Search the data for the word "color". Reproduce every line where it is found.

▬▬▬

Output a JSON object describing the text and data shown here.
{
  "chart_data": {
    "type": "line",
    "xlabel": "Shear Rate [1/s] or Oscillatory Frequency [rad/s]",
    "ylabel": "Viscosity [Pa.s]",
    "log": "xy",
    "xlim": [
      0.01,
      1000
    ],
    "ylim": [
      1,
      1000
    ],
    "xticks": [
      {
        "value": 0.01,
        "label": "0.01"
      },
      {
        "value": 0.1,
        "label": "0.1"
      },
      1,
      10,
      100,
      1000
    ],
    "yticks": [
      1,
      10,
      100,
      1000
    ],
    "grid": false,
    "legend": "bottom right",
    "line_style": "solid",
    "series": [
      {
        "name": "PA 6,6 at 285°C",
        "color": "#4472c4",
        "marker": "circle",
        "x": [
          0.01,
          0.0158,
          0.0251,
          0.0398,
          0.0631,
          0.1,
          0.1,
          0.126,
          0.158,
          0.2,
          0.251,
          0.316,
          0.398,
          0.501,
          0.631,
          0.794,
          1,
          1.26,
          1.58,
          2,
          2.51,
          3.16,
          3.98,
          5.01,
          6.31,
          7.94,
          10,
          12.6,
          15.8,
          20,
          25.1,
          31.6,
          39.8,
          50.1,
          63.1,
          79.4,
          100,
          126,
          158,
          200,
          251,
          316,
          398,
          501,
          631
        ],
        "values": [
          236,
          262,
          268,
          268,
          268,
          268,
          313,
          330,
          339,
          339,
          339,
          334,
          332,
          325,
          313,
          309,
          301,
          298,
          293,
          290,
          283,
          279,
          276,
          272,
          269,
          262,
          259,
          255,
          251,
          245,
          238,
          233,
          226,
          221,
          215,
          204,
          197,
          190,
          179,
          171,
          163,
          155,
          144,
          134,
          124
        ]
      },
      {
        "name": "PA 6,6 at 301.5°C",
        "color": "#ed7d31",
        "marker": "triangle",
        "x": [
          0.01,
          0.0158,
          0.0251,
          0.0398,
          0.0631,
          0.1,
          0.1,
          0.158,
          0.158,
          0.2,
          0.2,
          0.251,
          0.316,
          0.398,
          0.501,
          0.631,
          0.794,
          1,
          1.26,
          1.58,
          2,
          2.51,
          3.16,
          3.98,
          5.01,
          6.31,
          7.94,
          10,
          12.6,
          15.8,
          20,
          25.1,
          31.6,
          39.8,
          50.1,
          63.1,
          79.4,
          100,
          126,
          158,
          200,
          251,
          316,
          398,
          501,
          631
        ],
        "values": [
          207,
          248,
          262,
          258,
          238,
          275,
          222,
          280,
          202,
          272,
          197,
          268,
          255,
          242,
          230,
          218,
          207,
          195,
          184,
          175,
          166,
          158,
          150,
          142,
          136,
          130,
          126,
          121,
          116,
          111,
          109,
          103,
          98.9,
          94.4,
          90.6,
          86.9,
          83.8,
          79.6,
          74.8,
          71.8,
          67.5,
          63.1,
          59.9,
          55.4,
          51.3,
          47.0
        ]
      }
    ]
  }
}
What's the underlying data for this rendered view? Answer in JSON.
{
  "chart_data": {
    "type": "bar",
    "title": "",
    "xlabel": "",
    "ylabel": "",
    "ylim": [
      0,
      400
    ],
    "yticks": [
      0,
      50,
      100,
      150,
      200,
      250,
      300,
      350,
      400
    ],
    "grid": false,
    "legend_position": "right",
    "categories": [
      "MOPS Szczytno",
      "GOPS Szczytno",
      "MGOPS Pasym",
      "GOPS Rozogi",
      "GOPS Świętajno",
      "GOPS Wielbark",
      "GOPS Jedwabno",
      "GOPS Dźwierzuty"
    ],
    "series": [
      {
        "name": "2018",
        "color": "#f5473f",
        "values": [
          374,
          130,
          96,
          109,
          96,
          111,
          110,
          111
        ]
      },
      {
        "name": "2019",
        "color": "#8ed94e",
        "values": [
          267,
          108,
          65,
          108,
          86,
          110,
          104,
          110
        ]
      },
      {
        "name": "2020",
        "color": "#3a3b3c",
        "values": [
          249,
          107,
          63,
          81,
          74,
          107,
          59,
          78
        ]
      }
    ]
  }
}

▬▬▬

• **ANSWER FOR THE TASK**:
        "color": "#4472c4",
        "color": "#ed7d31",
        "color": "#f5473f",
        "color": "#8ed94e",
        "color": "#3a3b3c",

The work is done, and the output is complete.